* **Objective**
Here are some records. Copy each one exactly.

* **Recorded data**
★ ★ ★

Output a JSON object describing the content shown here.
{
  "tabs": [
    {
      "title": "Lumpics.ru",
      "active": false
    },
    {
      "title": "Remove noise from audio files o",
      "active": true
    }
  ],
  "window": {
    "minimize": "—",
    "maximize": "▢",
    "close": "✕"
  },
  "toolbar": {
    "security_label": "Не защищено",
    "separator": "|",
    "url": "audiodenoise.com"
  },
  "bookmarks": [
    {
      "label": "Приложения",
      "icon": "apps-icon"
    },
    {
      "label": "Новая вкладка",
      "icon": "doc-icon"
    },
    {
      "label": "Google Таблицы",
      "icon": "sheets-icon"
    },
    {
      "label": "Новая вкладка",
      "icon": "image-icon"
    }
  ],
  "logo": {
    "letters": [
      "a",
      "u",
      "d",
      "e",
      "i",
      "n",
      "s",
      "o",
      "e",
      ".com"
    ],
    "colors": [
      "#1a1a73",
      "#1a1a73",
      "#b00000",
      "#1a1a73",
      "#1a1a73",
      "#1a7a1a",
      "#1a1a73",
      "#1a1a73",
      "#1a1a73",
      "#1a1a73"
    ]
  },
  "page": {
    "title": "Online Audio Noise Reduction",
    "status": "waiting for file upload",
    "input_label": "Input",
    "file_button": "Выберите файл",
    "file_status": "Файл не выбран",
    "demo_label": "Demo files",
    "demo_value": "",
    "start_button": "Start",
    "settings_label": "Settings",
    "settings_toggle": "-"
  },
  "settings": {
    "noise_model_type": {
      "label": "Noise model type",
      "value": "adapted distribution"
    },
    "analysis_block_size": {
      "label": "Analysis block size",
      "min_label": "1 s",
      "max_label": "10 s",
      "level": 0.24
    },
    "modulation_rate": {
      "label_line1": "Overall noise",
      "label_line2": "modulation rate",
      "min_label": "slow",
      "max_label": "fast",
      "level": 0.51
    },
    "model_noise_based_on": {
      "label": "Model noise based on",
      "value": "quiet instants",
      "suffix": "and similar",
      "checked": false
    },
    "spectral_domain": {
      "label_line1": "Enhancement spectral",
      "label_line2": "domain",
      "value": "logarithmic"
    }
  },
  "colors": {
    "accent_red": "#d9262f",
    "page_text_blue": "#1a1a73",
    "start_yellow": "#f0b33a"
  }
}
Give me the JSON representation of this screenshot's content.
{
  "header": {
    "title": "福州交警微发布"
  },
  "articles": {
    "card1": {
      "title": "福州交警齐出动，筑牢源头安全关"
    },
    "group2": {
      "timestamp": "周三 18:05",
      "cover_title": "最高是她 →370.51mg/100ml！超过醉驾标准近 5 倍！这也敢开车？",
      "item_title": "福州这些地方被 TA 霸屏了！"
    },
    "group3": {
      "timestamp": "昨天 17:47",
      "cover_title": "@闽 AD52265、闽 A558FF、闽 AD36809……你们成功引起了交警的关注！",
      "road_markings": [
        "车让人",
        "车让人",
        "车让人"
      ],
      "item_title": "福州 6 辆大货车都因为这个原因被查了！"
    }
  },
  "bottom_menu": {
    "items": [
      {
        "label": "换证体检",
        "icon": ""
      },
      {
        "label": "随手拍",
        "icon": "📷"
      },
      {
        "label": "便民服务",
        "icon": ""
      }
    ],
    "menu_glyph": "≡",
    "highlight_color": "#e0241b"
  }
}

★ ★ ★

* **Exercise result**
Output a JSON object describing the content shown here.
{
  "tabs": [
    {
      "title": "Lumpics.ru",
      "active": false
    },
    {
      "title": "Remove noise from audio files o",
      "active": true
    }
  ],
  "window": {
    "minimize": "—",
    "maximize": "▢",
    "close": "✕"
  },
  "toolbar": {
    "security_label": "Не защищено",
    "separator": "|",
    "url": "audiodenoise.com"
  },
  "bookmarks": [
    {
      "label": "Приложения",
      "icon": "apps-icon"
    },
    {
      "label": "Новая вкладка",
      "icon": "doc-icon"
    },
    {
      "label": "Google Таблицы",
      "icon": "sheets-icon"
    },
    {
      "label": "Новая вкладка",
      "icon": "image-icon"
    }
  ],
  "logo": {
    "letters": [
      "a",
      "u",
      "d",
      "e",
      "i",
      "n",
      "s",
      "o",
      "e",
      ".com"
    ],
    "colors": [
      "#1a1a73",
      "#1a1a73",
      "#b00000",
      "#1a1a73",
      "#1a1a73",
      "#1a7a1a",
      "#1a1a73",
      "#1a1a73",
      "#1a1a73",
      "#1a1a73"
    ]
  },
  "page": {
    "title": "Online Audio Noise Reduction",
    "status": "waiting for file upload",
    "input_label": "Input",
    "file_button": "Выберите файл",
    "file_status": "Файл не выбран",
    "demo_label": "Demo files",
    "demo_value": "",
    "start_button": "Start",
    "settings_label": "Settings",
    "settings_toggle": "-"
  },
  "settings": {
    "noise_model_type": {
      "label": "Noise model type",
      "value": "adapted distribution"
    },
    "analysis_block_size": {
      "label": "Analysis block size",
      "min_label": "1 s",
      "max_label": "10 s",
      "level": 0.24
    },
    "modulation_rate": {
      "label_line1": "Overall noise",
      "label_line2": "modulation rate",
      "min_label": "slow",
      "max_label": "fast",
      "level": 0.51
    },
    "model_noise_based_on": {
      "label": "Model noise based on",
      "value": "quiet instants",
      "suffix": "and similar",
      "checked": false
    },
    "spectral_domain": {
      "label_line1": "Enhancement spectral",
      "label_line2": "domain",
      "value": "logarithmic"
    }
  },
  "colors": {
    "accent_red": "#d9262f",
    "page_text_blue": "#1a1a73",
    "start_yellow": "#f0b33a"
  }
}
Give me the JSON representation of this screenshot's content.
{
  "header": {
    "title": "福州交警微发布"
  },
  "articles": {
    "card1": {
      "title": "福州交警齐出动，筑牢源头安全关"
    },
    "group2": {
      "timestamp": "周三 18:05",
      "cover_title": "最高是她 →370.51mg/100ml！超过醉驾标准近 5 倍！这也敢开车？",
      "item_title": "福州这些地方被 TA 霸屏了！"
    },
    "group3": {
      "timestamp": "昨天 17:47",
      "cover_title": "@闽 AD52265、闽 A558FF、闽 AD36809……你们成功引起了交警的关注！",
      "road_markings": [
        "车让人",
        "车让人",
        "车让人"
      ],
      "item_title": "福州 6 辆大货车都因为这个原因被查了！"
    }
  },
  "bottom_menu": {
    "items": [
      {
        "label": "换证体检",
        "icon": ""
      },
      {
        "label": "随手拍",
        "icon": "📷"
      },
      {
        "label": "便民服务",
        "icon": ""
      }
    ],
    "menu_glyph": "≡",
    "highlight_color": "#e0241b"
  }
}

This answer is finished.